= TASK DESCRIPTION =
Keep every line where the word "chiave" appears; drop the rest.

= DATASET EXCERPTS =

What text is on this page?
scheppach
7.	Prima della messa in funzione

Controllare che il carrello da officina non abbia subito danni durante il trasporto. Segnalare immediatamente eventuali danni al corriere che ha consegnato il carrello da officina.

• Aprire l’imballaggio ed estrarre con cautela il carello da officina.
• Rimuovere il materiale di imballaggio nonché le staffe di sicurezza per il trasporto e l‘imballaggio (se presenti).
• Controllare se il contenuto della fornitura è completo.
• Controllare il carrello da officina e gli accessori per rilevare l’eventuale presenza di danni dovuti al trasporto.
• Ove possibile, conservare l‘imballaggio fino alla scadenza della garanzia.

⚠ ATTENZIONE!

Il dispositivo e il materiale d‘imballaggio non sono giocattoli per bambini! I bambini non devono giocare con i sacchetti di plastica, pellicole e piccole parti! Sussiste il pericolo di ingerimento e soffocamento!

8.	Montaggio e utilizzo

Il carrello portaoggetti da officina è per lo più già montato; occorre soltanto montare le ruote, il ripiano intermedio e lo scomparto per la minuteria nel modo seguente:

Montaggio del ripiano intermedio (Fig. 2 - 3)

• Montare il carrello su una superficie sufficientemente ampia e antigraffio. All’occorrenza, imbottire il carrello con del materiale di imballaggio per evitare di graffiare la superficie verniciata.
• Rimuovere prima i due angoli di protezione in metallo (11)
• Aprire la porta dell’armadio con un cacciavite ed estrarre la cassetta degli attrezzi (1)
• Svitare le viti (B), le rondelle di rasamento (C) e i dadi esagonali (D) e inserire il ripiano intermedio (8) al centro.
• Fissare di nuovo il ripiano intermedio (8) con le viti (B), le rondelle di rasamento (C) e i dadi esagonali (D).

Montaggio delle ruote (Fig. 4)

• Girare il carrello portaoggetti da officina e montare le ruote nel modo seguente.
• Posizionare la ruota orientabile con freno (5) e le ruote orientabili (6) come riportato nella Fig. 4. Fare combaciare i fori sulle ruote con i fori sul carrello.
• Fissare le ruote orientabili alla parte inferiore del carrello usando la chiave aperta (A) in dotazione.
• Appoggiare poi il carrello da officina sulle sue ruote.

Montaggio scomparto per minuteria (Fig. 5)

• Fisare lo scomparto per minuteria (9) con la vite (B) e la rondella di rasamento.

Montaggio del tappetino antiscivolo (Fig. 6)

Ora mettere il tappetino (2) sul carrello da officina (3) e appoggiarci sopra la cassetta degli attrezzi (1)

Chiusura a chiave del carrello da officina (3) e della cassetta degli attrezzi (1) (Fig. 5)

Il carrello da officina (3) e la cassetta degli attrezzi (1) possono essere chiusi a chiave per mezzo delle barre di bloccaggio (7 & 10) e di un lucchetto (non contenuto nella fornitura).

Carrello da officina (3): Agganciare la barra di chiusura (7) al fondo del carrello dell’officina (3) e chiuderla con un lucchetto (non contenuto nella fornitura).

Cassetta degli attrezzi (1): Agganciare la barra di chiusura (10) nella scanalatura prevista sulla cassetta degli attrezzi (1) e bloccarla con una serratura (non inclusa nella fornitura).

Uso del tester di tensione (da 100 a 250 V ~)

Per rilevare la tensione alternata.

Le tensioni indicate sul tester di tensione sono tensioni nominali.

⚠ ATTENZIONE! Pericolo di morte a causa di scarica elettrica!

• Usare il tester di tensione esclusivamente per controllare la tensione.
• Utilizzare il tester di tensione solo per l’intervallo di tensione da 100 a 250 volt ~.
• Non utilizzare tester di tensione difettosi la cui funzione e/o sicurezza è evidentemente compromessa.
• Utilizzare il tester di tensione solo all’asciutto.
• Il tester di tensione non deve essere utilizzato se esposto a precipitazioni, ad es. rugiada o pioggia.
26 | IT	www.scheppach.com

= RESPONSE FOR THIS EXERCISE =
• Fissare le ruote orientabili alla parte inferiore del carrello usando la chiave aperta (A) in dotazione.
Chiusura a chiave del carrello da officina (3) e della cassetta degli attrezzi (1) (Fig. 5)
Il carrello da officina (3) e la cassetta degli attrezzi (1) possono essere chiusi a chiave per mezzo delle barre di bloccaggio (7 & 10) e di un lucchetto (non contenuto nella fornitura).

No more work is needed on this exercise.